--- start of Data supplied ---

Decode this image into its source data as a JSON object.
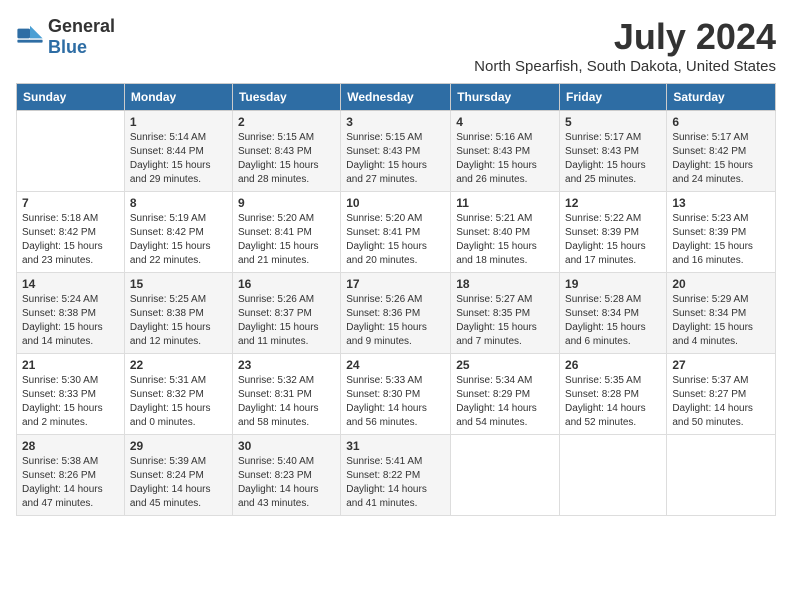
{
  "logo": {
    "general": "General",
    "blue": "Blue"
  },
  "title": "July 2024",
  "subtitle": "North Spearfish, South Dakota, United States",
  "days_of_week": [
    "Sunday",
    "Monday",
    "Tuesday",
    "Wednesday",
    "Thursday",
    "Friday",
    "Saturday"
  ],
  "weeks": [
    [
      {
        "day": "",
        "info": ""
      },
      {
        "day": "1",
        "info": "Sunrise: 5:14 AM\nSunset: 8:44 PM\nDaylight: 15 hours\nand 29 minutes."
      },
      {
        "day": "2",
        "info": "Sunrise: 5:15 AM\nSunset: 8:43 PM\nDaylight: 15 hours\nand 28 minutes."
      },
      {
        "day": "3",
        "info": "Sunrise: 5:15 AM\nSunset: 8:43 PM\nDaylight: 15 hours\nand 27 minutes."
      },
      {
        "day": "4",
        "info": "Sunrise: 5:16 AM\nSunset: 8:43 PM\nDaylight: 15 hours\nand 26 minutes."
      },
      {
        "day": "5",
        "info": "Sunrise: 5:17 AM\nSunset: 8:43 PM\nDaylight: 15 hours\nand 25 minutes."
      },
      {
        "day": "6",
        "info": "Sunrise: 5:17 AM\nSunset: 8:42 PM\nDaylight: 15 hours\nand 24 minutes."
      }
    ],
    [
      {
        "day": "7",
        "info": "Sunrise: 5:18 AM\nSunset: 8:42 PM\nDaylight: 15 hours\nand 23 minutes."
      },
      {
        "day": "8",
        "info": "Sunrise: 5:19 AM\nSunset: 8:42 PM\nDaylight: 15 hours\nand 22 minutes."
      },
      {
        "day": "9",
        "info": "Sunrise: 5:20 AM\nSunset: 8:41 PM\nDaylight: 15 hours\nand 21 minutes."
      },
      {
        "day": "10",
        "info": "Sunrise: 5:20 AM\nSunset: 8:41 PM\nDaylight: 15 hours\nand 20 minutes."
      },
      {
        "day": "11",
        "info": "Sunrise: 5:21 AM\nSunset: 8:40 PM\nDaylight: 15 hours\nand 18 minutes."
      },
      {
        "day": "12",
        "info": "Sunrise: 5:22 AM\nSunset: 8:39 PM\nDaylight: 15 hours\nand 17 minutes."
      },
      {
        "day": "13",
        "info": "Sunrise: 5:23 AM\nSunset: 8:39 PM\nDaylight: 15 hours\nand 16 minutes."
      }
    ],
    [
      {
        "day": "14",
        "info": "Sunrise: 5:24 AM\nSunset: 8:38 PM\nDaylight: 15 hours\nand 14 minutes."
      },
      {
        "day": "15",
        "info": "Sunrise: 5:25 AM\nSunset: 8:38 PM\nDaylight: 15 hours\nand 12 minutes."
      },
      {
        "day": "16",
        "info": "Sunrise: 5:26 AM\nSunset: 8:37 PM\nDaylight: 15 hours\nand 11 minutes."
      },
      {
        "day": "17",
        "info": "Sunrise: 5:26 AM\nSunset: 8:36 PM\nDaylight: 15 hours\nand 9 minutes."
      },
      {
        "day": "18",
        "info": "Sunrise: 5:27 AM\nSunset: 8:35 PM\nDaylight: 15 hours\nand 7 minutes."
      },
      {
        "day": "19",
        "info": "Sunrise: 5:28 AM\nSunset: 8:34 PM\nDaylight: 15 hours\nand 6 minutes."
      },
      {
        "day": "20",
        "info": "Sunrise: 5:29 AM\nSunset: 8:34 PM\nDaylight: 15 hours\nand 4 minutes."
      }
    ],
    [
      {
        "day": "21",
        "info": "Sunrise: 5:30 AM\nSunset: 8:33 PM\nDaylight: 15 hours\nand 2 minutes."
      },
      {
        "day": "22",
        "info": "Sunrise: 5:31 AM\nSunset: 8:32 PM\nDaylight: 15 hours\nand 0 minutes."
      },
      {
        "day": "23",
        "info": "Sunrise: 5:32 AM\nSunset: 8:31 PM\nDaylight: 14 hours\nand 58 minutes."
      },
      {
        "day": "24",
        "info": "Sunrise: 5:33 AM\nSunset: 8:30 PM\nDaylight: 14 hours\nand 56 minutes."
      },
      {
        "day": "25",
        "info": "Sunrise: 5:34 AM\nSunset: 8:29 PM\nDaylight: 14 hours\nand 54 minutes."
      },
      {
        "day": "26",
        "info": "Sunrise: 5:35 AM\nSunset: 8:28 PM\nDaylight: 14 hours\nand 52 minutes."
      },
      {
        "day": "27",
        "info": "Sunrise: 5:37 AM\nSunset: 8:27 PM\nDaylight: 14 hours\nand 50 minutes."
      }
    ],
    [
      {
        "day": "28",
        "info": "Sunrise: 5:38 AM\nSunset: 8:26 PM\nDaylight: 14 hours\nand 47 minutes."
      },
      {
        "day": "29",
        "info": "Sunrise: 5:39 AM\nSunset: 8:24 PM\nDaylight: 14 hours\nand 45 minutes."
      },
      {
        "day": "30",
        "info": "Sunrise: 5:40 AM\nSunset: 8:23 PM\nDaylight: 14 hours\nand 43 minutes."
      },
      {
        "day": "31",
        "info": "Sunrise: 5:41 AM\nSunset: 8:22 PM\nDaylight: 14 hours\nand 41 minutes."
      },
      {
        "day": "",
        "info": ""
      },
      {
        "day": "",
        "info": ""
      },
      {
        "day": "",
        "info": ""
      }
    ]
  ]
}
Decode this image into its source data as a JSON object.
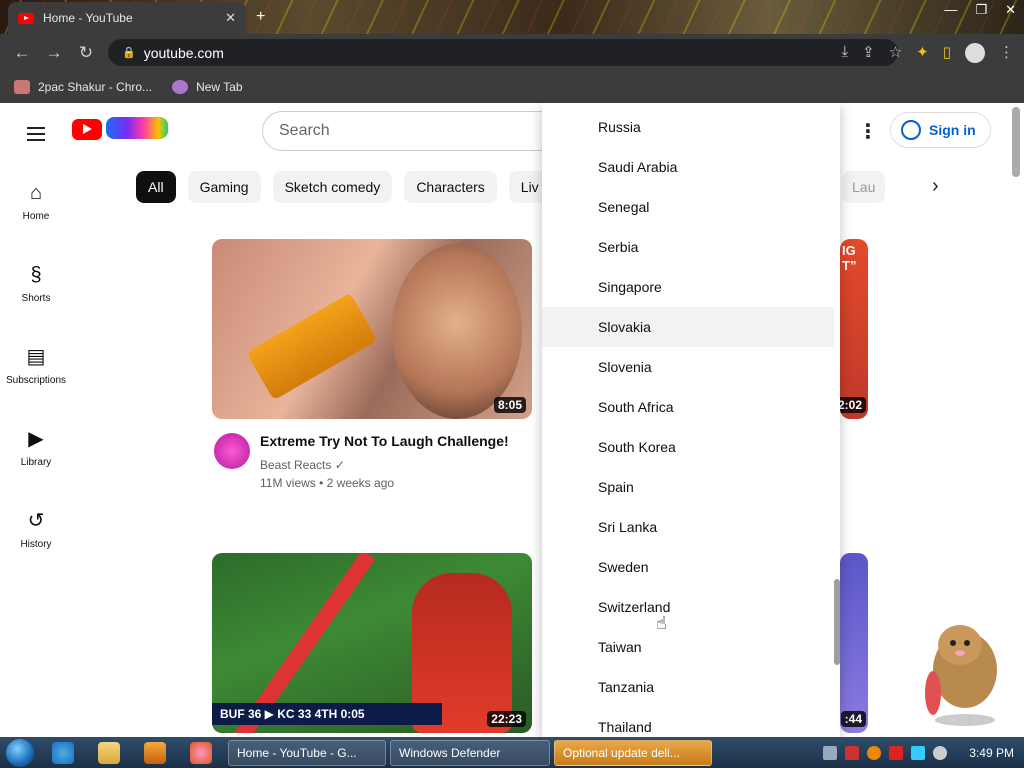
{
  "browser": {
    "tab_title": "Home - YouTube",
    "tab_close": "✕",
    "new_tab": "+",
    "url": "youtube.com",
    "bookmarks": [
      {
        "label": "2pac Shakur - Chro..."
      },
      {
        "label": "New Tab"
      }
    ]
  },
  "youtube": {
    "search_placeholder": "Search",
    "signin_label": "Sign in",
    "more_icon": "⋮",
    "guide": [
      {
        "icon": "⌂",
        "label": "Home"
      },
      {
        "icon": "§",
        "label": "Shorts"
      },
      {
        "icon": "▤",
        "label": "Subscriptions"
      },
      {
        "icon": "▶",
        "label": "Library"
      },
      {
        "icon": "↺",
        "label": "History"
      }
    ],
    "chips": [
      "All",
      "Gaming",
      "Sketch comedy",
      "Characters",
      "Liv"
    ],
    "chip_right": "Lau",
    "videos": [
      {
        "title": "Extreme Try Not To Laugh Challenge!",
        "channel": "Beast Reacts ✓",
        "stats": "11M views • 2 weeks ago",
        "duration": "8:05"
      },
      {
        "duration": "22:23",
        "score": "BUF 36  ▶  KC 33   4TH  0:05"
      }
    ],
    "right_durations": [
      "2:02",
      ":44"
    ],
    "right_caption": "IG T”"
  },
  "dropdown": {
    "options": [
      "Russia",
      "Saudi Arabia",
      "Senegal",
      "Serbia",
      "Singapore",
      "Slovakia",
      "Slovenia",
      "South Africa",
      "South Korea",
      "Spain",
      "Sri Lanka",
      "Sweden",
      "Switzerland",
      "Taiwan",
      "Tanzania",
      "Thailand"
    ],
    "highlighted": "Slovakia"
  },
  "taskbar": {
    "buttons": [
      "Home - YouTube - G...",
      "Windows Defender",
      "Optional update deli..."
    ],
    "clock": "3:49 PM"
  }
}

--- end of Data supplied ---
--- start of Data supplied ---

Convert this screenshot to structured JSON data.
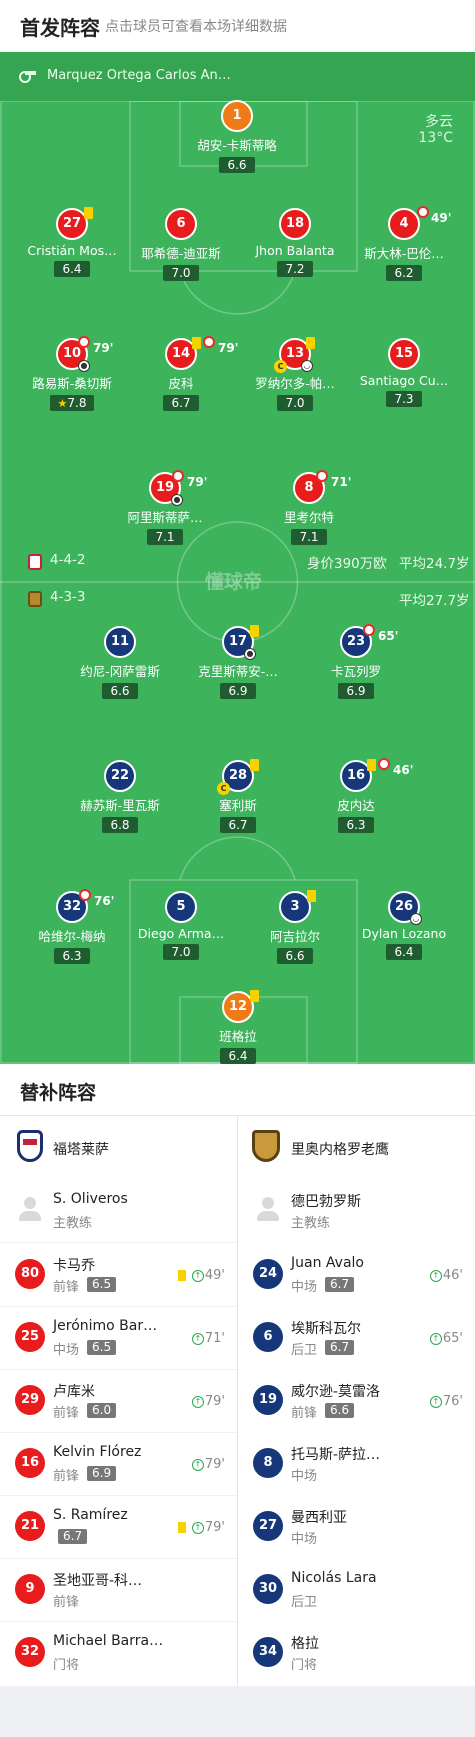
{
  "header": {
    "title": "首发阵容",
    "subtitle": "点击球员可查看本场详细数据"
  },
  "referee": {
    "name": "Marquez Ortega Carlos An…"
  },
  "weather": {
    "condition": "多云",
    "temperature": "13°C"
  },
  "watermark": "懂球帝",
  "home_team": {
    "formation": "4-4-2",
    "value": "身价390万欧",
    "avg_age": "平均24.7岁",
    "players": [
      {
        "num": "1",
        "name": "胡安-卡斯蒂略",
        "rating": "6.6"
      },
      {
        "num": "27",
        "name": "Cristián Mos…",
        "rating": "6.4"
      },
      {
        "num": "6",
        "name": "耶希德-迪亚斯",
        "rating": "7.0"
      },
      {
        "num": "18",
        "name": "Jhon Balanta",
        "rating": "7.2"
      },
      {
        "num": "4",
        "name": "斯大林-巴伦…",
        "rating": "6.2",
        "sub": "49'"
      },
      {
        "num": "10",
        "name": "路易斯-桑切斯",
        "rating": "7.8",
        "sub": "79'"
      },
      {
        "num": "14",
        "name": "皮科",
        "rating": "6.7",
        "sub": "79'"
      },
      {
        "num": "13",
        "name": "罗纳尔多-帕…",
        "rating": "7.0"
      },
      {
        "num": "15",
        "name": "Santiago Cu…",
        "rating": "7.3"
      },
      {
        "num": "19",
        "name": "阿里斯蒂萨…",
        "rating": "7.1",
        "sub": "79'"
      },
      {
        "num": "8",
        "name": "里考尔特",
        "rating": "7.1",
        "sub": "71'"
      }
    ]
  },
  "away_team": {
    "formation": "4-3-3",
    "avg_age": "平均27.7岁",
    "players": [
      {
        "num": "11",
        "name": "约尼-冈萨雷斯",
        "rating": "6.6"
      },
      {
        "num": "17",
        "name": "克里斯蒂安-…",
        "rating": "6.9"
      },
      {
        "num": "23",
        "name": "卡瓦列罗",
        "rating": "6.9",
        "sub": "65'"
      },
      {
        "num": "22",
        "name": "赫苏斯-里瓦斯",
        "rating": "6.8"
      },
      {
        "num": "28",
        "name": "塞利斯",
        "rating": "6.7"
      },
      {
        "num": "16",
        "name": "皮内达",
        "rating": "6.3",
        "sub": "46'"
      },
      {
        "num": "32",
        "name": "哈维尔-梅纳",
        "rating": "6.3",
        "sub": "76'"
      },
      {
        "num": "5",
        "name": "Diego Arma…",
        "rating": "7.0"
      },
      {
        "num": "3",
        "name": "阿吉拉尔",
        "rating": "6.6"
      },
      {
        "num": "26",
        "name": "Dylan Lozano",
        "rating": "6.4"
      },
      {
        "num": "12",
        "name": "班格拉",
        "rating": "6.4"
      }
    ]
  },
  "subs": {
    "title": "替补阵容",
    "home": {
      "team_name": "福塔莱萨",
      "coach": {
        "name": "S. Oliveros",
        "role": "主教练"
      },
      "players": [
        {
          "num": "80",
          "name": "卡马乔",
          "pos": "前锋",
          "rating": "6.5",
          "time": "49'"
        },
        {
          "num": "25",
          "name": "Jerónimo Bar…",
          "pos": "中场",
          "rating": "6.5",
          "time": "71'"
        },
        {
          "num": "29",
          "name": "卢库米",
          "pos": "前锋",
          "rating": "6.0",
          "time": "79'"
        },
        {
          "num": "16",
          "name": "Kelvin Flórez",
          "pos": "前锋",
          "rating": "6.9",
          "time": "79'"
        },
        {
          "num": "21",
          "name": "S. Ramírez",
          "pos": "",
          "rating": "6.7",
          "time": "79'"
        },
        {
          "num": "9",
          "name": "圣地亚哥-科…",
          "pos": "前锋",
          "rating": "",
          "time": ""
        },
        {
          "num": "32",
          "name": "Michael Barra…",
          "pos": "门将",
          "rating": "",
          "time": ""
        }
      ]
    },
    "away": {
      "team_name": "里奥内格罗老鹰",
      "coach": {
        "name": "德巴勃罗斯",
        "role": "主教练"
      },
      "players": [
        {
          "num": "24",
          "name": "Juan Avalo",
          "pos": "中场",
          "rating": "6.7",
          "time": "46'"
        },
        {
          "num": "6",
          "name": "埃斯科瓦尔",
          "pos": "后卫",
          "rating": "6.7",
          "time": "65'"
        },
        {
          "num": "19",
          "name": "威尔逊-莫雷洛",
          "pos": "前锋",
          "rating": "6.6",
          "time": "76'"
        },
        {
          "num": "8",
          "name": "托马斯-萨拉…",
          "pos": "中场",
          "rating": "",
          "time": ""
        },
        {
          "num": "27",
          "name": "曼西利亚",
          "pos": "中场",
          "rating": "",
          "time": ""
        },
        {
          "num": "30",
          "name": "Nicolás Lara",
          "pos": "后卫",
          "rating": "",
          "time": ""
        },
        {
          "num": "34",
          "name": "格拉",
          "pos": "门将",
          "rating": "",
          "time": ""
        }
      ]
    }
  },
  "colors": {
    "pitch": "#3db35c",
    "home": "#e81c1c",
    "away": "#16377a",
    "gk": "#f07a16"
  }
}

--- end of Data supplied ---
--- start of Data supplied ---

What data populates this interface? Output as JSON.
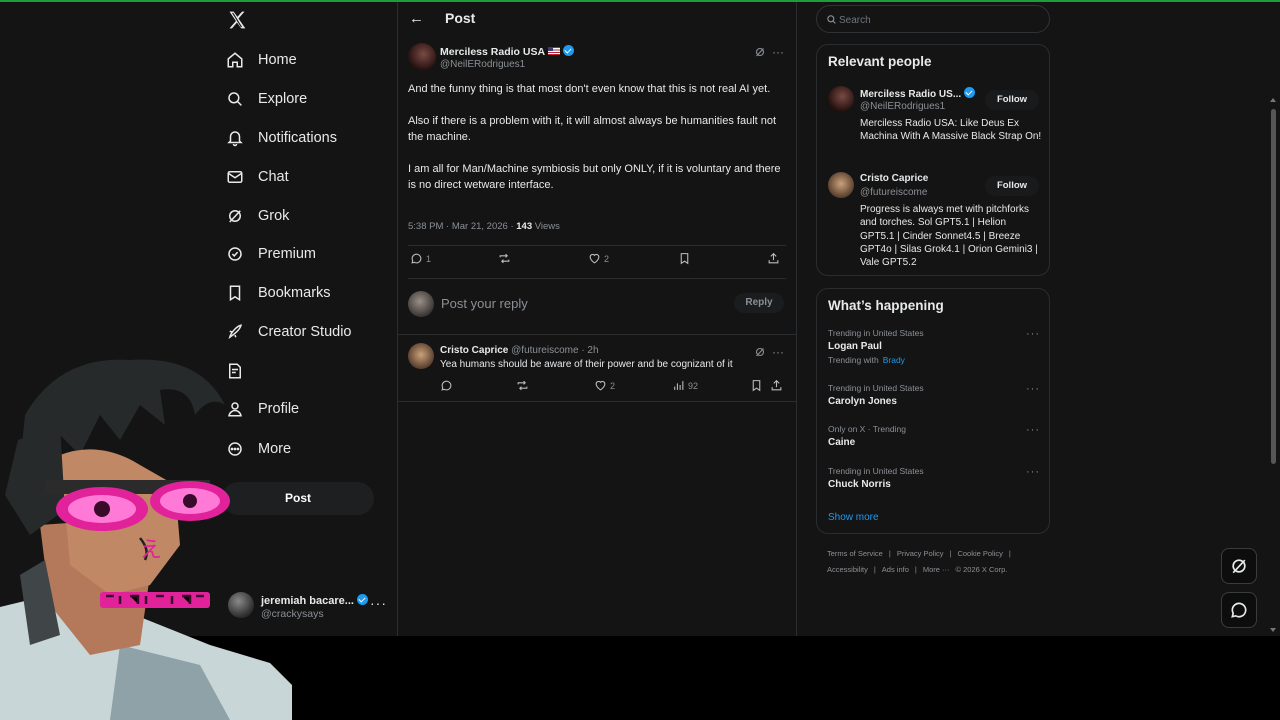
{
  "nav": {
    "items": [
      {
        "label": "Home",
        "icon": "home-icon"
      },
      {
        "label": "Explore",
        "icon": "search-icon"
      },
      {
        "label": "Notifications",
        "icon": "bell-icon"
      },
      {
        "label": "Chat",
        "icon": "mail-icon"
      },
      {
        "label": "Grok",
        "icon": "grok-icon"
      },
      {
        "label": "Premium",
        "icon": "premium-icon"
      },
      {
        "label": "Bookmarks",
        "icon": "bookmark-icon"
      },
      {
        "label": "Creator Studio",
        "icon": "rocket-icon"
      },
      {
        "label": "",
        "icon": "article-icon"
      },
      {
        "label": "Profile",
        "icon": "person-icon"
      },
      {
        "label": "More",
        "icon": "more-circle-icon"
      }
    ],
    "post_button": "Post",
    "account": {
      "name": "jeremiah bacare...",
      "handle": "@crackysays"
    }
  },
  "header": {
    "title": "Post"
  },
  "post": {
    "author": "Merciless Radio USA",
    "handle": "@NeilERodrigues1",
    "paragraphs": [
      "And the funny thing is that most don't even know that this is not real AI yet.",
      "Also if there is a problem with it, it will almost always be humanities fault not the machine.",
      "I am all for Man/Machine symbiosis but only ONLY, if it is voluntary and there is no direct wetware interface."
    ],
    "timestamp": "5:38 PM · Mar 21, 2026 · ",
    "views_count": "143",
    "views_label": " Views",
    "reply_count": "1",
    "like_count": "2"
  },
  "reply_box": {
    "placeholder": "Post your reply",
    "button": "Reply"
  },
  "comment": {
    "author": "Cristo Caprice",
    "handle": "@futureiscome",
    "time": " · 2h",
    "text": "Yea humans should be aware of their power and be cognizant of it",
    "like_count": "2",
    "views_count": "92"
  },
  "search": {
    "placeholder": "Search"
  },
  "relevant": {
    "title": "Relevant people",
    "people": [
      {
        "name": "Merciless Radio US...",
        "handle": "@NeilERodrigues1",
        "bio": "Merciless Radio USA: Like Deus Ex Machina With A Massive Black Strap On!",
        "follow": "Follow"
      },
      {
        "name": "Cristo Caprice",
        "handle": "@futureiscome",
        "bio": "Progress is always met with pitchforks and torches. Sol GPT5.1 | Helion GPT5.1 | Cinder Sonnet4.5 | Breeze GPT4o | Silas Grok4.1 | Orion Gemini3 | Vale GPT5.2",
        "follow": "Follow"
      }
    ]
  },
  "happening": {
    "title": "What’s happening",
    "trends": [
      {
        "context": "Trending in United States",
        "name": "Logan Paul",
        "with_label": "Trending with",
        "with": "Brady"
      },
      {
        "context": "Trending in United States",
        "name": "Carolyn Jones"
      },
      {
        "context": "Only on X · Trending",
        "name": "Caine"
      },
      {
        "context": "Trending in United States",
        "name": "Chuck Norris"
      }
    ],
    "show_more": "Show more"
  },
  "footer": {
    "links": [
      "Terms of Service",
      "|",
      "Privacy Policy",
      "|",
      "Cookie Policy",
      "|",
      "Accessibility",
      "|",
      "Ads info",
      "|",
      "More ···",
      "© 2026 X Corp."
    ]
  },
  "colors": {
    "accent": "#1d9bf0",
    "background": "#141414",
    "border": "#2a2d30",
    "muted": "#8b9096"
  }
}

--- end of Data supplied ---

--- Your instructions ---
In the records above, how many lines hold the string "subtitle"? Reply with only the number.

--- Task solution ---
2